== Dataset records ==
■ ■ ■ ■ ■ ■ ■
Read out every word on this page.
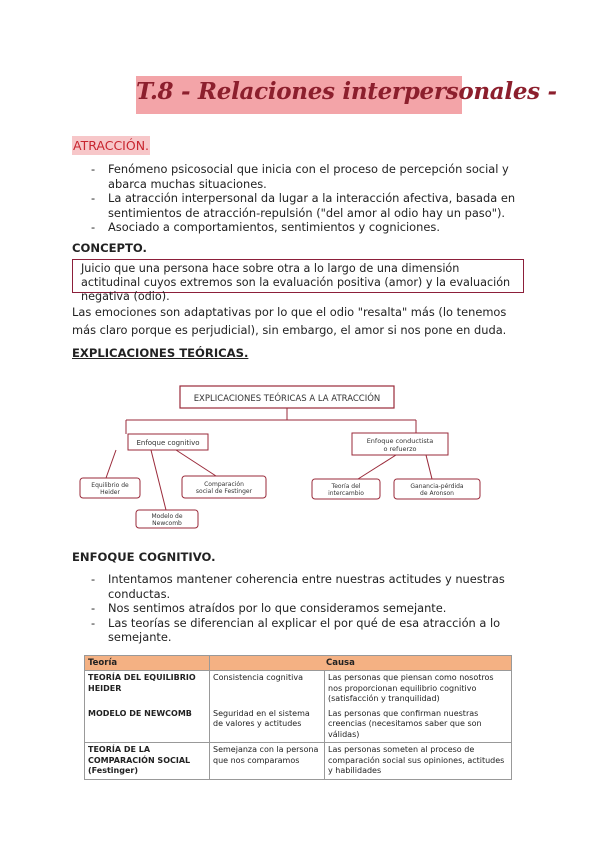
T.8 - Relaciones interpersonales -
ATRACCIÓN.
- Fenómeno psicosocial que inicia con el proceso de percepción social y abarca muchas situaciones.
- La atracción interpersonal da lugar a la interacción afectiva, basada en sentimientos de atracción-repulsión ("del amor al odio hay un paso").
- Asociado a comportamientos, sentimientos y cogniciones.
CONCEPTO.
Juicio que una persona hace sobre otra a lo largo de una dimensión actitudinal cuyos extremos son la evaluación positiva (amor) y la evaluación negativa (odio).
Las emociones son adaptativas por lo que el odio "resalta" más (lo tenemos más claro porque es perjudicial), sin embargo, el amor si nos pone en duda.
EXPLICACIONES TEÓRICAS.
EXPLICACIONES TEÓRICAS A LA ATRACCIÓN
Enfoque cognitivo	Enfoque conductista
o refuerzo
Equilibrio de
Heider
Modelo de
Newcomb
Comparación
social de Festinger
Teoría del
intercambio
Ganancia-pérdida
de Aronson
ENFOQUE COGNITIVO.
- Intentamos mantener coherencia entre nuestras actitudes y nuestras conductas.
- Nos sentimos atraídos por lo que consideramos semejante.
- Las teorías se diferencian al explicar el por qué de esa atracción a lo semejante.
Teoría	Causa	
TEORÍA DEL EQUILIBRIO HEIDER	Consistencia cognitiva	Las personas que piensan como nosotros nos proporcionan equilibrio cognitivo (satisfacción y tranquilidad)
MODELO DE NEWCOMB	Seguridad en el sistema de valores y actitudes	Las personas que confirman nuestras creencias (necesitamos saber que son válidas)
TEORÍA DE LA COMPARACIÓN SOCIAL (Festinger)	Semejanza con la persona que nos comparamos	Las personas someten al proceso de comparación social sus opiniones, actitudes y habilidades
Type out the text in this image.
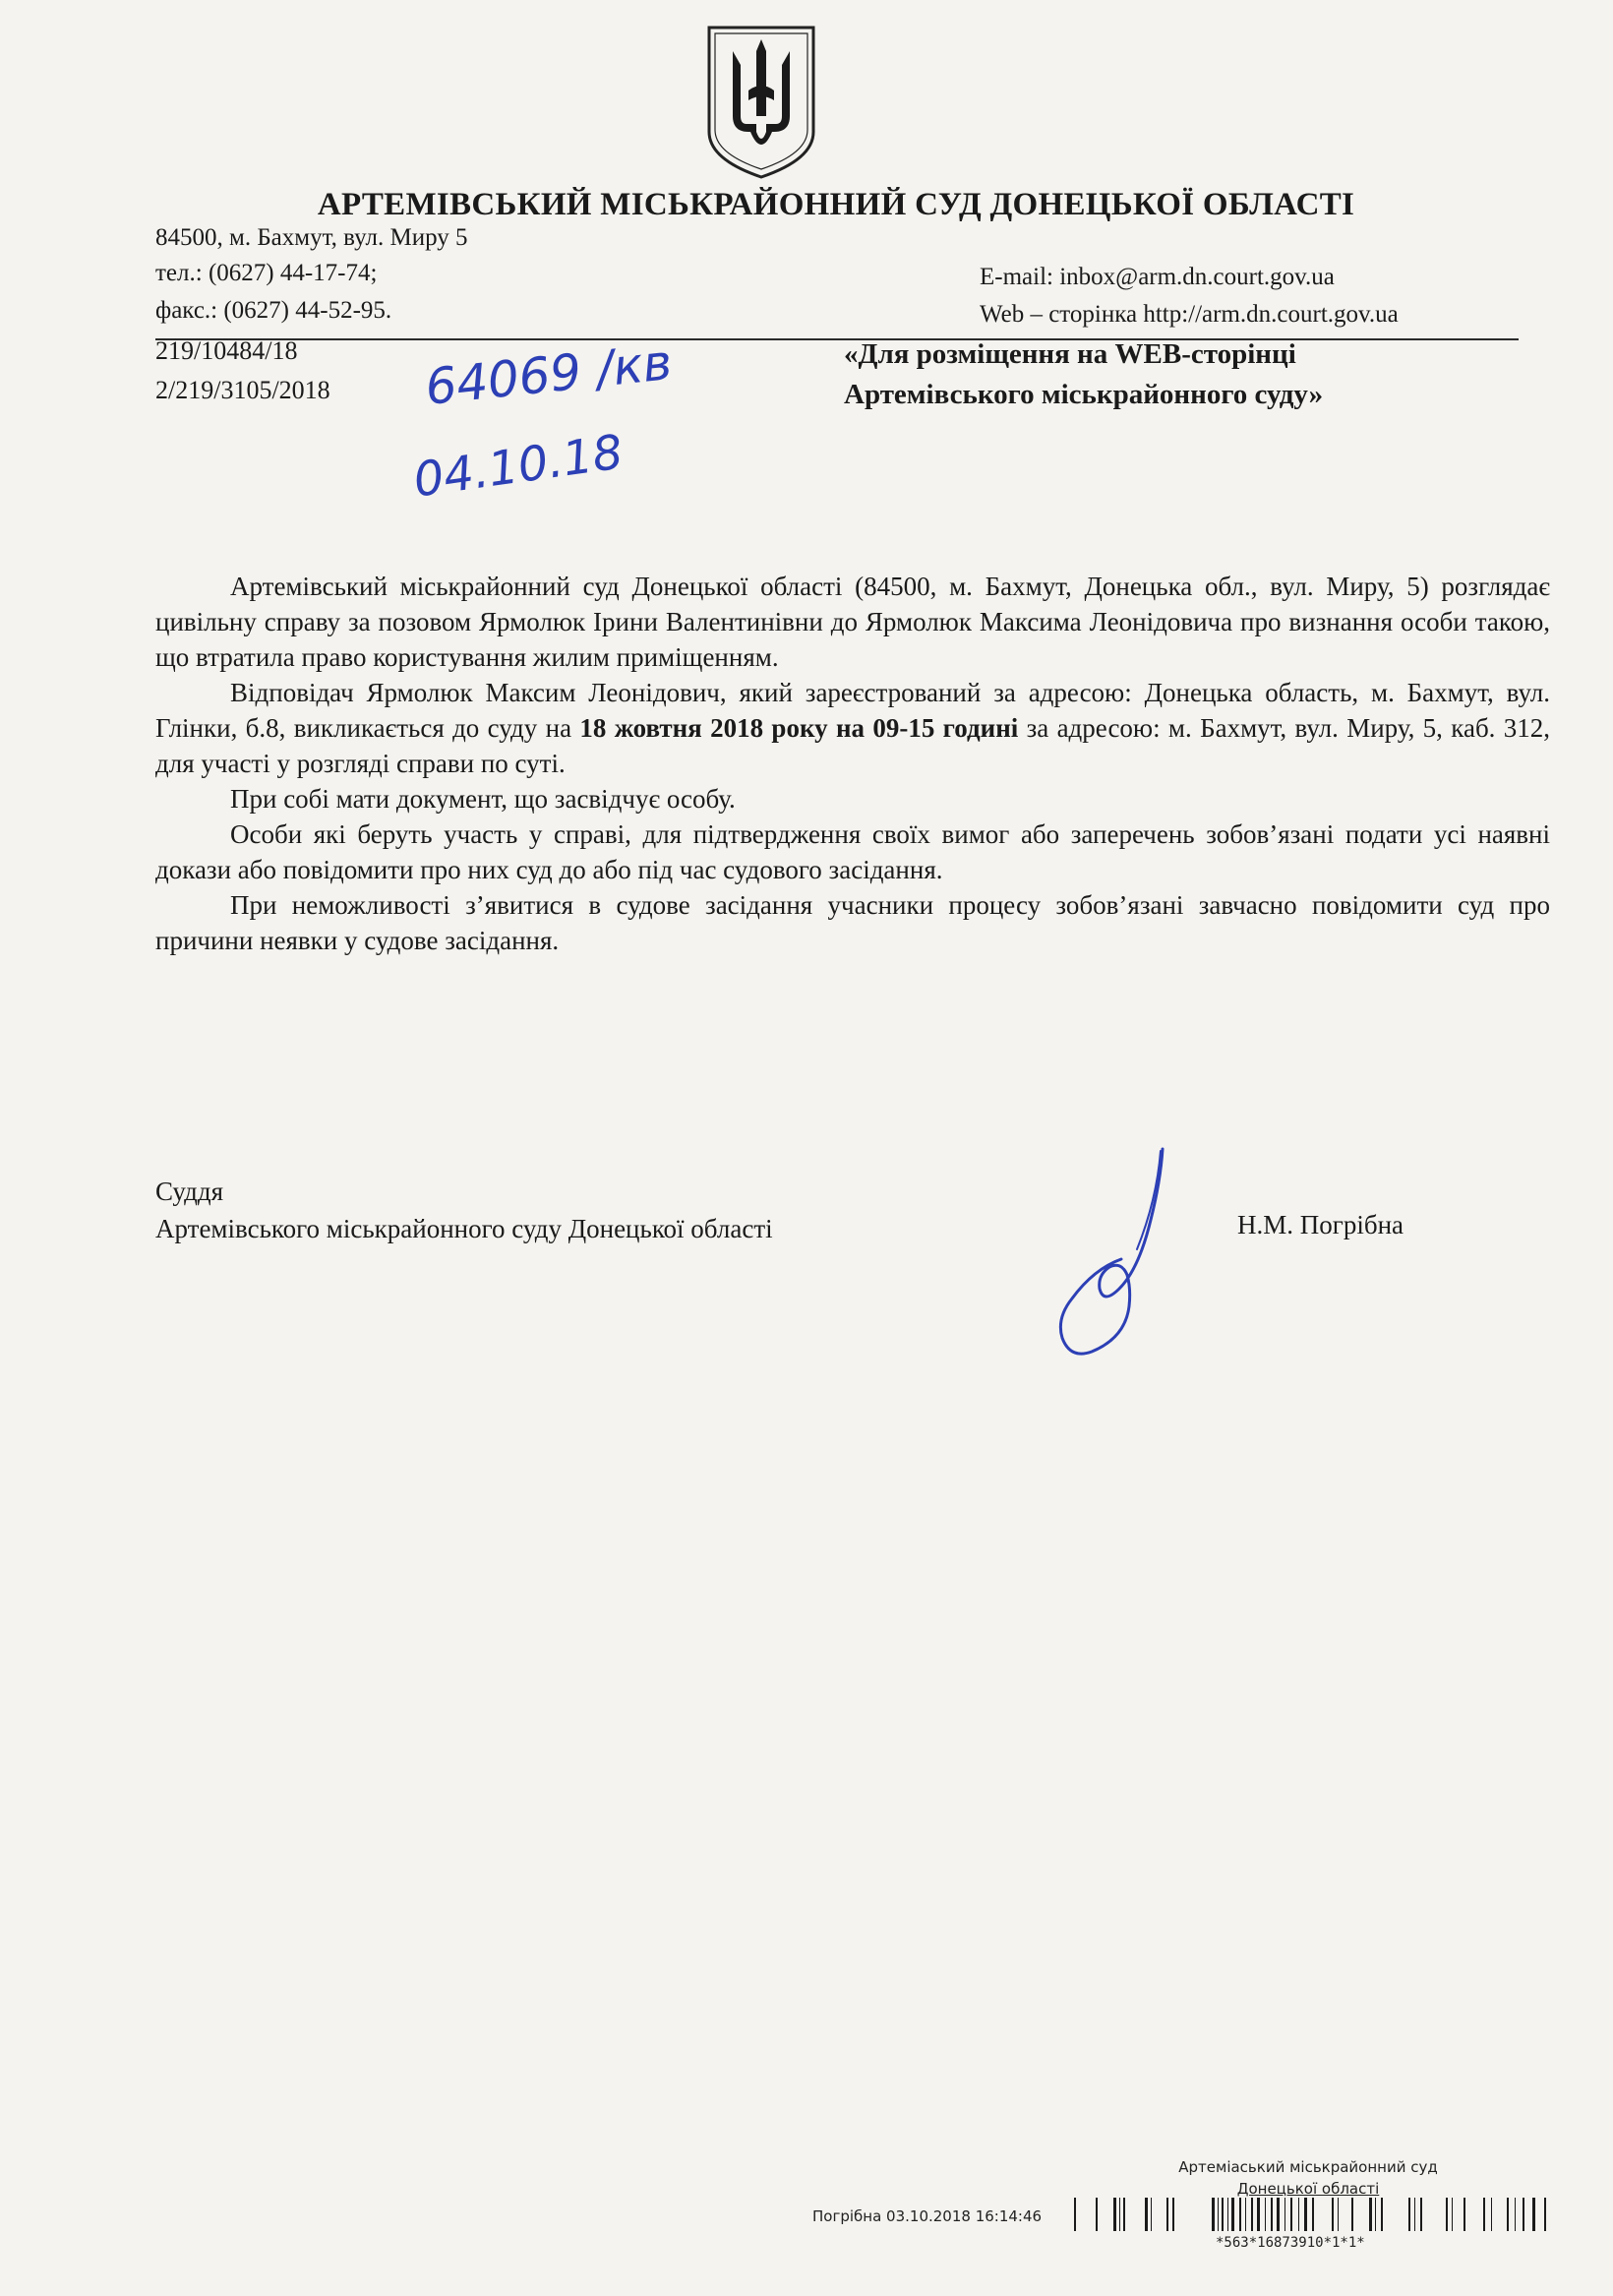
АРТЕМІВСЬКИЙ МІСЬКРАЙОННИЙ СУД ДОНЕЦЬКОЇ ОБЛАСТІ
84500, м. Бахмут, вул. Миру 5
тел.: (0627) 44-17-74;
факс.: (0627) 44-52-95.
E-mail: inbox@arm.dn.court.gov.ua
Web – сторінка http://arm.dn.court.gov.ua
219/10484/18
2/219/3105/2018 64069 /кв
04.10.18
«Для розміщення на WEB-сторінці
Артемівського міськрайонного суду»

Артемівський міськрайонний суд Донецької області (84500, м. Бахмут, Донецька обл., вул. Миру, 5) розглядає цивільну справу за позовом Ярмолюк Ірини Валентинівни до Ярмолюк Максима Леонідовича про визнання особи такою, що втратила право користування жилим приміщенням.

Відповідач Ярмолюк Максим Леонідович, який зареєстрований за адресою: Донецька область, м. Бахмут, вул. Глінки, б.8, викликається до суду на 18 жовтня 2018 року на 09-15 годині за адресою: м. Бахмут, вул. Миру, 5, каб. 312, для участі у розгляді справи по суті.

При собі мати документ, що засвідчує особу.

Особи які беруть участь у справі, для підтвердження своїх вимог або заперечень зобов’язані подати усі наявні докази або повідомити про них суд до або під час судового засідання.

При неможливості з’явитися в судове засідання учасники процесу зобов’язані завчасно повідомити суд про причини неявки у судове засідання.

Суддя
Артемівського міськрайонного суду Донецької області	Н.М. Погрібна
Артеміаський міськрайонний суд
Донецької області
Погрібна 03.10.2018 16:14:46
*563*16873910*1*1*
■ ■ ■ ■ ■ ■ ■
Write the lines above out again exactly, without any of their pictures.

== Output for this task ==
Read out every word on this page.
T.8 - Relaciones interpersonales -
ATRACCIÓN.
- Fenómeno psicosocial que inicia con el proceso de percepción social y abarca muchas situaciones.
- La atracción interpersonal da lugar a la interacción afectiva, basada en sentimientos de atracción-repulsión ("del amor al odio hay un paso").
- Asociado a comportamientos, sentimientos y cogniciones.
CONCEPTO.
Juicio que una persona hace sobre otra a lo largo de una dimensión actitudinal cuyos extremos son la evaluación positiva (amor) y la evaluación negativa (odio).
Las emociones son adaptativas por lo que el odio "resalta" más (lo tenemos más claro porque es perjudicial), sin embargo, el amor si nos pone en duda.
EXPLICACIONES TEÓRICAS.
EXPLICACIONES TEÓRICAS A LA ATRACCIÓN
Enfoque cognitivo	Enfoque conductista
o refuerzo
Equilibrio de
Heider
Modelo de
Newcomb
Comparación
social de Festinger
Teoría del
intercambio
Ganancia-pérdida
de Aronson
ENFOQUE COGNITIVO.
- Intentamos mantener coherencia entre nuestras actitudes y nuestras conductas.
- Nos sentimos atraídos por lo que consideramos semejante.
- Las teorías se diferencian al explicar el por qué de esa atracción a lo semejante.
Teoría	Causa	
TEORÍA DEL EQUILIBRIO HEIDER	Consistencia cognitiva	Las personas que piensan como nosotros nos proporcionan equilibrio cognitivo (satisfacción y tranquilidad)
MODELO DE NEWCOMB	Seguridad en el sistema de valores y actitudes	Las personas que confirman nuestras creencias (necesitamos saber que son válidas)
TEORÍA DE LA COMPARACIÓN SOCIAL (Festinger)	Semejanza con la persona que nos comparamos	Las personas someten al proceso de comparación social sus opiniones, actitudes y habilidades
Type out the text in this image.
АРТЕМІВСЬКИЙ МІСЬКРАЙОННИЙ СУД ДОНЕЦЬКОЇ ОБЛАСТІ
84500, м. Бахмут, вул. Миру 5
тел.: (0627) 44-17-74;
факс.: (0627) 44-52-95.
E-mail: inbox@arm.dn.court.gov.ua
Web – сторінка http://arm.dn.court.gov.ua
219/10484/18
2/219/3105/2018 64069 /кв
04.10.18
«Для розміщення на WEB-сторінці
Артемівського міськрайонного суду»

Артемівський міськрайонний суд Донецької області (84500, м. Бахмут, Донецька обл., вул. Миру, 5) розглядає цивільну справу за позовом Ярмолюк Ірини Валентинівни до Ярмолюк Максима Леонідовича про визнання особи такою, що втратила право користування жилим приміщенням.

Відповідач Ярмолюк Максим Леонідович, який зареєстрований за адресою: Донецька область, м. Бахмут, вул. Глінки, б.8, викликається до суду на 18 жовтня 2018 року на 09-15 годині за адресою: м. Бахмут, вул. Миру, 5, каб. 312, для участі у розгляді справи по суті.

При собі мати документ, що засвідчує особу.

Особи які беруть участь у справі, для підтвердження своїх вимог або заперечень зобов’язані подати усі наявні докази або повідомити про них суд до або під час судового засідання.

При неможливості з’явитися в судове засідання учасники процесу зобов’язані завчасно повідомити суд про причини неявки у судове засідання.

Суддя
Артемівського міськрайонного суду Донецької області	Н.М. Погрібна
Артеміаський міськрайонний суд
Донецької області
Погрібна 03.10.2018 16:14:46
*563*16873910*1*1*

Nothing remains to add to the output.